# Provided material
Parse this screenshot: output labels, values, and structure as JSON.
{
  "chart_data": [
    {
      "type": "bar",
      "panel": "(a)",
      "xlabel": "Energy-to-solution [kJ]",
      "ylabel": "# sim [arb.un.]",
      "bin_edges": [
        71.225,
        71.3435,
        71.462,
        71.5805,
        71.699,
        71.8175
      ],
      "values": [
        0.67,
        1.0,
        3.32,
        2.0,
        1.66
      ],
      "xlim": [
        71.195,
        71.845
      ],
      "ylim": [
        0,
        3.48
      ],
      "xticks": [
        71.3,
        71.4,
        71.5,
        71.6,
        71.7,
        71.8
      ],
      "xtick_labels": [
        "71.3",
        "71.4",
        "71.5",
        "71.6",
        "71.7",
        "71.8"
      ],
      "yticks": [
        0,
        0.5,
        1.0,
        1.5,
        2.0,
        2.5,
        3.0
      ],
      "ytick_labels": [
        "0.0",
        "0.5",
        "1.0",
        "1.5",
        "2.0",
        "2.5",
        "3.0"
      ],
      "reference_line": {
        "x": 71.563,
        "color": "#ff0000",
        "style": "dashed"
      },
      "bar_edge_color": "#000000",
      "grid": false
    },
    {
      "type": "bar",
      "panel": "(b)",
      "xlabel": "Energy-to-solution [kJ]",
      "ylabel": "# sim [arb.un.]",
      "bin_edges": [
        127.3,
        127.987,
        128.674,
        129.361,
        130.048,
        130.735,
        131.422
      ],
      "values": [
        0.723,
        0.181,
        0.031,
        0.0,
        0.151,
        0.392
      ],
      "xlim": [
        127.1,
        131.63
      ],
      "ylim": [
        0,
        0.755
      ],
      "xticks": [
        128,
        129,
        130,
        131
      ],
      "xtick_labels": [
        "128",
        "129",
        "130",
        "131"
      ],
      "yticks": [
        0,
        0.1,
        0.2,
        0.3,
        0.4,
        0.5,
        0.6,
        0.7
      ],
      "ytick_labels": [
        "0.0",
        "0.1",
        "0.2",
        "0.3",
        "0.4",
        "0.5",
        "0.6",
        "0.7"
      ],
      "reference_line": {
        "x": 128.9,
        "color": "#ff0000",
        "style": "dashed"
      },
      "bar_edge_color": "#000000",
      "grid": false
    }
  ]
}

# Written request
Using the data above, reproduce every line exactly.

# Output for this task
Parse this screenshot: output labels, values, and structure as JSON.
{
  "chart_data": [
    {
      "type": "bar",
      "panel": "(a)",
      "xlabel": "Energy-to-solution [kJ]",
      "ylabel": "# sim [arb.un.]",
      "bin_edges": [
        71.225,
        71.3435,
        71.462,
        71.5805,
        71.699,
        71.8175
      ],
      "values": [
        0.67,
        1.0,
        3.32,
        2.0,
        1.66
      ],
      "xlim": [
        71.195,
        71.845
      ],
      "ylim": [
        0,
        3.48
      ],
      "xticks": [
        71.3,
        71.4,
        71.5,
        71.6,
        71.7,
        71.8
      ],
      "xtick_labels": [
        "71.3",
        "71.4",
        "71.5",
        "71.6",
        "71.7",
        "71.8"
      ],
      "yticks": [
        0,
        0.5,
        1.0,
        1.5,
        2.0,
        2.5,
        3.0
      ],
      "ytick_labels": [
        "0.0",
        "0.5",
        "1.0",
        "1.5",
        "2.0",
        "2.5",
        "3.0"
      ],
      "reference_line": {
        "x": 71.563,
        "color": "#ff0000",
        "style": "dashed"
      },
      "bar_edge_color": "#000000",
      "grid": false
    },
    {
      "type": "bar",
      "panel": "(b)",
      "xlabel": "Energy-to-solution [kJ]",
      "ylabel": "# sim [arb.un.]",
      "bin_edges": [
        127.3,
        127.987,
        128.674,
        129.361,
        130.048,
        130.735,
        131.422
      ],
      "values": [
        0.723,
        0.181,
        0.031,
        0.0,
        0.151,
        0.392
      ],
      "xlim": [
        127.1,
        131.63
      ],
      "ylim": [
        0,
        0.755
      ],
      "xticks": [
        128,
        129,
        130,
        131
      ],
      "xtick_labels": [
        "128",
        "129",
        "130",
        "131"
      ],
      "yticks": [
        0,
        0.1,
        0.2,
        0.3,
        0.4,
        0.5,
        0.6,
        0.7
      ],
      "ytick_labels": [
        "0.0",
        "0.1",
        "0.2",
        "0.3",
        "0.4",
        "0.5",
        "0.6",
        "0.7"
      ],
      "reference_line": {
        "x": 128.9,
        "color": "#ff0000",
        "style": "dashed"
      },
      "bar_edge_color": "#000000",
      "grid": false
    }
  ]
}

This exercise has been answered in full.